*Sua tarefa 1*: No trecho sobre poder político e saber, transforme em lista o parágrafo que começa com "Essa tensão é particularmente visível", mantendo as ideias principais.
*Sua tarefa 2*:
Responda com base no trecho sobre poder político e saber:
(a) Que universidade é citada no embate com Donald Trump?
(b) Em que campo a tensão entre técnica e política é particularmente visível?
(c) Que profissional é apresentado como herdeiro de uma cultura técnica?
*Sua tarefa 3*: Devolva, sem mudar nada, a parte do trecho sobre poder político e saber que vai de "Nos últimos dias, o" até "uma verdade conveniente.".

*Trecho do texto*:
# # # #

Nos últimos dias, o embate entre Donald Trump e universidades como Harvard reacendeu um debate antigo, mas sempre atual: onde termina o poder político e onde começa a autonomia do saber? A tentativa do presidente americano de condicionar o financiamento universitário a determinados posicionamentos institucionais não é apenas um gesto de força — é um sintoma de algo maior. Em tempos de polarização, o saber técnico e a produção acadêmica voltam a ser vistos como obstáculos ao “povo”, à moral, à ordem ou à vontade majoritária. E isso não é exclusividade americana. A tensão entre o discurso técnico e o poder político é constitutiva de todas as democracias modernas. Mesmo quando não há censura explícita, há tentativas constantes de enquadrar o saber, de torná-lo servil às diretrizes de governo, de instrumentalizar o conhecimento em nome de uma verdade conveniente.
Essa tensão é particularmente visível em campos como a tributação, onde o conhecimento técnico costuma ser manejado por burocracias especializadas e por comunidades acadêmicas com alto grau de autonomia institucional. O Auditor Fiscal, por exemplo, é herdeiro de uma cultura técnica que se vê como guardiã de um discurso racional sobre as finanças públicas. Mas esse discurso não está imune à política — nem deveria estar. O problema não está no diálogo entre política e técnica, mas sim na tentativa de subordinar o saber à vontade de ocasião. O mesmo se aplica à academia: a universidade é, por definição, um espaço de confronto de ideias — inclusive aquelas que desagradam o poder de turno. Quando se busca silenciar esse confronto, seja por intimidação institucional, seja por estratégias mais sutis de financiamento seletivo, rompe-se a confiança social na capacidade do saber de ser crítico e transformador.

# # # #

Registros de dados guardados
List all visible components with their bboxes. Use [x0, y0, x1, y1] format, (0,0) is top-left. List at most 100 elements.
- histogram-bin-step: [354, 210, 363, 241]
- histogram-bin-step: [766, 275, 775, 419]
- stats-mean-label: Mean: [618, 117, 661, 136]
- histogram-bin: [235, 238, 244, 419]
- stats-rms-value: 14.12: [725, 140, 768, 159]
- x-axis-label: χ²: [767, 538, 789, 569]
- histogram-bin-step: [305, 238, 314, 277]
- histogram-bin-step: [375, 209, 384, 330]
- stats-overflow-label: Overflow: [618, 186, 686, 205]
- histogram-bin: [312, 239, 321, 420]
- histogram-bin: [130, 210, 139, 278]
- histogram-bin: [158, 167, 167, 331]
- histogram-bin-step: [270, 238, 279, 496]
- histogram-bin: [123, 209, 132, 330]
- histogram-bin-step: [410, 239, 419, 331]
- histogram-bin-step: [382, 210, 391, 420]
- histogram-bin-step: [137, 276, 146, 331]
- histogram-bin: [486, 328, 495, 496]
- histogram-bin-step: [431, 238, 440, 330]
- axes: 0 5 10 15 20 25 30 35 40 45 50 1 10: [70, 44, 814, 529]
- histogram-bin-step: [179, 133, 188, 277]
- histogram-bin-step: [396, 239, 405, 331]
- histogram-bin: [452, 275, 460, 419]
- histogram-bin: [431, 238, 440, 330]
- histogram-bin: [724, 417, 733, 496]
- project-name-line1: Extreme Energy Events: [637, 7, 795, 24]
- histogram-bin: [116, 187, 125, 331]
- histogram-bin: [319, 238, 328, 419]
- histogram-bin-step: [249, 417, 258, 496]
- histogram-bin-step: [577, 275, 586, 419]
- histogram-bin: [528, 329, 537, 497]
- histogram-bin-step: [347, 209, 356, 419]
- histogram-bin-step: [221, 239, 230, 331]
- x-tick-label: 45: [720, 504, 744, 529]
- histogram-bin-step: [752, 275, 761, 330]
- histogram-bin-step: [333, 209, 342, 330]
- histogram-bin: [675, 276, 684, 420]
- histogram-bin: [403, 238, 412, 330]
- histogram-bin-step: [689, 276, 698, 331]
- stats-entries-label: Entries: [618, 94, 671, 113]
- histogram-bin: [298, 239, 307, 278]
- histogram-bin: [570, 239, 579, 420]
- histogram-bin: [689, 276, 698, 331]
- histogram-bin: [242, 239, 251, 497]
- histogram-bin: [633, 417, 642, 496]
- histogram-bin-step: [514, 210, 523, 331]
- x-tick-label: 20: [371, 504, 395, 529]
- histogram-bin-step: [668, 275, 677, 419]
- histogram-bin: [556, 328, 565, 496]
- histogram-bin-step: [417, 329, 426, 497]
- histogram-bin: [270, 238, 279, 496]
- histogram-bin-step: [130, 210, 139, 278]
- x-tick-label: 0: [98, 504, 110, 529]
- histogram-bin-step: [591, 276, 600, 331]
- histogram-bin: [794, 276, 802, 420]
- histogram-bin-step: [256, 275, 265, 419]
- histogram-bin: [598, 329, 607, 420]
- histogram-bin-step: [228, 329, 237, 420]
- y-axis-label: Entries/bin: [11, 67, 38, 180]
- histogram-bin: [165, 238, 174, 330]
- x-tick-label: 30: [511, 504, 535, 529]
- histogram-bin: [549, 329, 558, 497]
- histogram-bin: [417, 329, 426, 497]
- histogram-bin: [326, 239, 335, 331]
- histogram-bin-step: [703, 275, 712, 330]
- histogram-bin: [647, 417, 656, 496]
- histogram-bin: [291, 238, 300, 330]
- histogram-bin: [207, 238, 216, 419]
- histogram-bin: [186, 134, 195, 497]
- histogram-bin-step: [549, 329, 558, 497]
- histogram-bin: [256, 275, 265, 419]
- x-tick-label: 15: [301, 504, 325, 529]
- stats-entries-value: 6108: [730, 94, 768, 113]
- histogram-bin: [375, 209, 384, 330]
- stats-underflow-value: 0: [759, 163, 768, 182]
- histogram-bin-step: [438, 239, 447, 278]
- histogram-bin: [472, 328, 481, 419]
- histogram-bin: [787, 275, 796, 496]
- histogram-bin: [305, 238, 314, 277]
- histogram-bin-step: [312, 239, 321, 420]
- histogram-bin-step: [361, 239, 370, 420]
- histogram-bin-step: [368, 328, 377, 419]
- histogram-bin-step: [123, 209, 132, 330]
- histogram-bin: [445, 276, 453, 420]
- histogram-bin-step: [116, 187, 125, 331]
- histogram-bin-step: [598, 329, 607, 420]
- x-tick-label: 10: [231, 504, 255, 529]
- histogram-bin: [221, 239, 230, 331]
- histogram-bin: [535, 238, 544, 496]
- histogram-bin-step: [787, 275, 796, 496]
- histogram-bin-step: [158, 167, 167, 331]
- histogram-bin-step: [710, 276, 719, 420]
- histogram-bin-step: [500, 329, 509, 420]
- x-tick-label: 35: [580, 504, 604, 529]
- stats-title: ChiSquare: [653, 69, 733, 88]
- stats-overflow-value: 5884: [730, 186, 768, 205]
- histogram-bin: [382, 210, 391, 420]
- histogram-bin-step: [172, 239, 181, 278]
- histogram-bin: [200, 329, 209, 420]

# # # #

*Sua resposta 1*:
- A tensão aparece muito na tributação, onde o conhecimento técnico fica nas mãos de burocracias especializadas e de comunidades acadêmicas com bastante autonomia.
- O Auditor Fiscal vem de uma cultura técnica que se vê como guardiã de um discurso racional sobre as finanças públicas.
- Esse discurso não está livre da política, e nem deveria estar.
- O problema não é o diálogo entre política e técnica, e sim a tentativa de pôr o saber a serviço da vontade do momento.
- Com a universidade acontece o mesmo: ela é um espaço de confronto de ideias, inclusive das que desagradam quem está no poder.
- Calar esse confronto, seja por intimidação institucional, seja por financiamento seletivo, quebra a confiança da sociedade na capacidade do saber de ser crítico e transformador.

*Sua resposta 2*:
(a) Harvard.
(b) Na tributação.
(c) O Auditor Fiscal.

*Sua resposta 3*:
Nos últimos dias, o embate entre Donald Trump e universidades como Harvard reacendeu um debate antigo, mas sempre atual: onde termina o poder político e onde começa a autonomia do saber? A tentativa do presidente americano de condicionar o financiamento universitário a determinados posicionamentos institucionais não é apenas um gesto de força — é um sintoma de algo maior. Em tempos de polarização, o saber técnico e a produção acadêmica voltam a ser vistos como obstáculos ao “povo”, à moral, à ordem ou à vontade majoritária. E isso não é exclusividade americana. A tensão entre o discurso técnico e o poder político é constitutiva de todas as democracias modernas. Mesmo quando não há censura explícita, há tentativas constantes de enquadrar o saber, de torná-lo servil às diretrizes de governo, de instrumentalizar o conhecimento em nome de uma verdade conveniente.